Exercise goal: Filter the entries below, keeping only lines with the word "values".

## start

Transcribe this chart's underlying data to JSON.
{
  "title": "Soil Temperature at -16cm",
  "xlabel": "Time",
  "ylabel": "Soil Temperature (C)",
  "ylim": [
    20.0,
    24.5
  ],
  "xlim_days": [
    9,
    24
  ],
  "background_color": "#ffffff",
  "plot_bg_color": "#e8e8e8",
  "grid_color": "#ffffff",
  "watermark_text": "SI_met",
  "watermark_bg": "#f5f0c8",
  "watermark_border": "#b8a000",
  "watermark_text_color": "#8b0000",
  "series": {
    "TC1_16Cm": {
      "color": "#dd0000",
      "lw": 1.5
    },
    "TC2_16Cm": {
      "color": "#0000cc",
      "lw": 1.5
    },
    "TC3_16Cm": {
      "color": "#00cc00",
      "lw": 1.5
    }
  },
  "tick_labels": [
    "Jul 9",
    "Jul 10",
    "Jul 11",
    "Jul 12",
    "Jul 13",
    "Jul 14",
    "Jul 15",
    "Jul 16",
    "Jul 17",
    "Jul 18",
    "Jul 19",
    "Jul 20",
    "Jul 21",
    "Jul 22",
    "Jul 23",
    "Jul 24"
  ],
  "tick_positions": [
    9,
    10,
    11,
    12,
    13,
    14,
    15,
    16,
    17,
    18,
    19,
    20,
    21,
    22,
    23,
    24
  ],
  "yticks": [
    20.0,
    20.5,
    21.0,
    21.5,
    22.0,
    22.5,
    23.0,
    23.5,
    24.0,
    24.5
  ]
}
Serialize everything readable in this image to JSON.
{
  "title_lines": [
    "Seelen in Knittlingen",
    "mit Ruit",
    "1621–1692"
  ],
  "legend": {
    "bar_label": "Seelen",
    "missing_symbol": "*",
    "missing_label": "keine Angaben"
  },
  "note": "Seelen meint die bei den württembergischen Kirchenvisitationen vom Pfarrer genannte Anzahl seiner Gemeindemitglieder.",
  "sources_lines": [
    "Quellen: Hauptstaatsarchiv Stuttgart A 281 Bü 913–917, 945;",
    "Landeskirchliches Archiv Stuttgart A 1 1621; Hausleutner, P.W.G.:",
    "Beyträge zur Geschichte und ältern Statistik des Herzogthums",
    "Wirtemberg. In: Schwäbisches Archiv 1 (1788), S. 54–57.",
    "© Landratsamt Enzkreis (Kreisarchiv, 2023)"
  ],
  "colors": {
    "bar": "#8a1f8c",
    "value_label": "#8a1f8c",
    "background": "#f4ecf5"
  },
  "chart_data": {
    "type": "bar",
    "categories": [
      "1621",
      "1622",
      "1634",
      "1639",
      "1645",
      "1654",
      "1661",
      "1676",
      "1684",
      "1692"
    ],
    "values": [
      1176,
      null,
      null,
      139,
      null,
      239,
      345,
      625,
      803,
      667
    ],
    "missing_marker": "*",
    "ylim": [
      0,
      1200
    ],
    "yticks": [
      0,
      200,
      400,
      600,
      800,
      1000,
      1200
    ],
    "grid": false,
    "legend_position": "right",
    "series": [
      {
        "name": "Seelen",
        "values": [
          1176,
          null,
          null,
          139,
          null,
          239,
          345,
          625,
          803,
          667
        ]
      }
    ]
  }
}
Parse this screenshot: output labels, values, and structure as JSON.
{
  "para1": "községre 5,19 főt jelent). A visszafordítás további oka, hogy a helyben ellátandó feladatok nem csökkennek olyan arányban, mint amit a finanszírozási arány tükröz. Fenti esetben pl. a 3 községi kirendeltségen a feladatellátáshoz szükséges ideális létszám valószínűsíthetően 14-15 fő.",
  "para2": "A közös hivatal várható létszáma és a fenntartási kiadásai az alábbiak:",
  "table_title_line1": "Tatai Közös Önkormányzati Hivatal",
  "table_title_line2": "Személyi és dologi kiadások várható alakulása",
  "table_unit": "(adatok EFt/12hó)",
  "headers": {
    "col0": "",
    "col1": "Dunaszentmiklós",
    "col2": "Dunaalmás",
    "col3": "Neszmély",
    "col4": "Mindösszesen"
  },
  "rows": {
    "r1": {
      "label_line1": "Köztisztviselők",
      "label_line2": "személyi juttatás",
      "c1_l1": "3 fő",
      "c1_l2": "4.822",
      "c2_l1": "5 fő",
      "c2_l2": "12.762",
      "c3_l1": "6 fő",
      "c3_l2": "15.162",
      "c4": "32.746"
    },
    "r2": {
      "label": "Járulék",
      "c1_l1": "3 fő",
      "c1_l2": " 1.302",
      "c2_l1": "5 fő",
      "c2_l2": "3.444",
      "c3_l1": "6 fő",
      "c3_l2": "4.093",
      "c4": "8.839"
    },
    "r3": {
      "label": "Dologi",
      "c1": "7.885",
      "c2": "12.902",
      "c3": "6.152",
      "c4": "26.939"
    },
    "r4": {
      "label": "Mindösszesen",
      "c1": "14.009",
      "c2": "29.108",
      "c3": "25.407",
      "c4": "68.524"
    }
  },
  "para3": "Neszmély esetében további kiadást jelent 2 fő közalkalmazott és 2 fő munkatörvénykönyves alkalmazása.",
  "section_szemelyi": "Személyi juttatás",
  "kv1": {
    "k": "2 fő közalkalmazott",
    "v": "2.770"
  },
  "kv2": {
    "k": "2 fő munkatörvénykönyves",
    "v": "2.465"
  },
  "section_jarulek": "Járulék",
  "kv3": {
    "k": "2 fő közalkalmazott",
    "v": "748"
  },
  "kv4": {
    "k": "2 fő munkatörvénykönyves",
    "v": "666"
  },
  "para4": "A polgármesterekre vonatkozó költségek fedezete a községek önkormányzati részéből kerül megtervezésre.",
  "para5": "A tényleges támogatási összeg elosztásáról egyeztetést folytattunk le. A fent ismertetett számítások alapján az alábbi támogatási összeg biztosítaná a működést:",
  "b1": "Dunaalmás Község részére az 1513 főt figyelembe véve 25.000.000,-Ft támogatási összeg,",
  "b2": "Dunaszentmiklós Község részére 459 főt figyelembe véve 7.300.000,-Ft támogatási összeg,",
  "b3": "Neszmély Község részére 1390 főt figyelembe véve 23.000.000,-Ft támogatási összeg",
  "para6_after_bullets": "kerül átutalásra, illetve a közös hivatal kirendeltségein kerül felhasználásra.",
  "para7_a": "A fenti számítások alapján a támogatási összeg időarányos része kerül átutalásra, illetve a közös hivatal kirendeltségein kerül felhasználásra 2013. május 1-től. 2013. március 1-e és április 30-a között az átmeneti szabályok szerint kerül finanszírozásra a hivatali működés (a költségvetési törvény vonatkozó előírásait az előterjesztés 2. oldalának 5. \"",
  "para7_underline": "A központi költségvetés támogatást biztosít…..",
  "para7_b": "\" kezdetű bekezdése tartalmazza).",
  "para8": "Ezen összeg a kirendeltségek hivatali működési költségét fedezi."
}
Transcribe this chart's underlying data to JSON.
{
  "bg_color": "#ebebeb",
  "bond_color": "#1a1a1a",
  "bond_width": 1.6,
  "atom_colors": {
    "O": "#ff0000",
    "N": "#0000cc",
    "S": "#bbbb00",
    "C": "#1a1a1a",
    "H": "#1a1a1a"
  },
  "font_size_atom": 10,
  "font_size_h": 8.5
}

## end

The reply:
    "values": [
        "values": [
Parse this screenshot: output labels, values, and structure as JSON.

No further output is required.